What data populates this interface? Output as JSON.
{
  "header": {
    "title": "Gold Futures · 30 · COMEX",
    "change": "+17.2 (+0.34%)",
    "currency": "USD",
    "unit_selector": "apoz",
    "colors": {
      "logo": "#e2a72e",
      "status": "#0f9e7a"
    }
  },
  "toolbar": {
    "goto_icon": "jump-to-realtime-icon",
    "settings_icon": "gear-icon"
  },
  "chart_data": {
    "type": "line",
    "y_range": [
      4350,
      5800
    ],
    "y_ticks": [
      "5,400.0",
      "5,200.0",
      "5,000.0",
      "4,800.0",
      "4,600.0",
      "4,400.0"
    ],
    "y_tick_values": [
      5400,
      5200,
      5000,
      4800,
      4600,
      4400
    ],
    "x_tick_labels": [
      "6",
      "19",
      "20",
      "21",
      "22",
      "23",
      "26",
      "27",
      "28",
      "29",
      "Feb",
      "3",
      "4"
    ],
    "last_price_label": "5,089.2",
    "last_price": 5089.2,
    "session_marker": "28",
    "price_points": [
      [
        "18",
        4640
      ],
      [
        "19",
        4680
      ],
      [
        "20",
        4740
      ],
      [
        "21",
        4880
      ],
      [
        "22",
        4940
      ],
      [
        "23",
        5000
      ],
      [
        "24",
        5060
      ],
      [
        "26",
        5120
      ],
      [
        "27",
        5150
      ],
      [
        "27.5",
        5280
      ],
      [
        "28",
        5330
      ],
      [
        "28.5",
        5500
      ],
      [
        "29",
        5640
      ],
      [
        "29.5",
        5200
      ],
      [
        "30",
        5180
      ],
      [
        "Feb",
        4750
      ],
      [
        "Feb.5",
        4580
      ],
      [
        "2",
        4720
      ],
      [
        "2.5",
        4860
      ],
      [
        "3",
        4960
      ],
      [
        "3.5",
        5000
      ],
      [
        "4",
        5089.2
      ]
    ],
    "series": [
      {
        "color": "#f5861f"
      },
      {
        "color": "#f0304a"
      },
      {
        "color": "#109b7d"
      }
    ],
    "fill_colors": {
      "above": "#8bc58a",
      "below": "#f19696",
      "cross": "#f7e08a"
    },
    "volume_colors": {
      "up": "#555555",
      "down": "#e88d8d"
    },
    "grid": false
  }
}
================================
» **Written problem**: Show each line in the entries that holds the string "icon".

» **Solution to the exercise**:
    "goto_icon": "jump-to-realtime-icon",
    "settings_icon": "gear-icon"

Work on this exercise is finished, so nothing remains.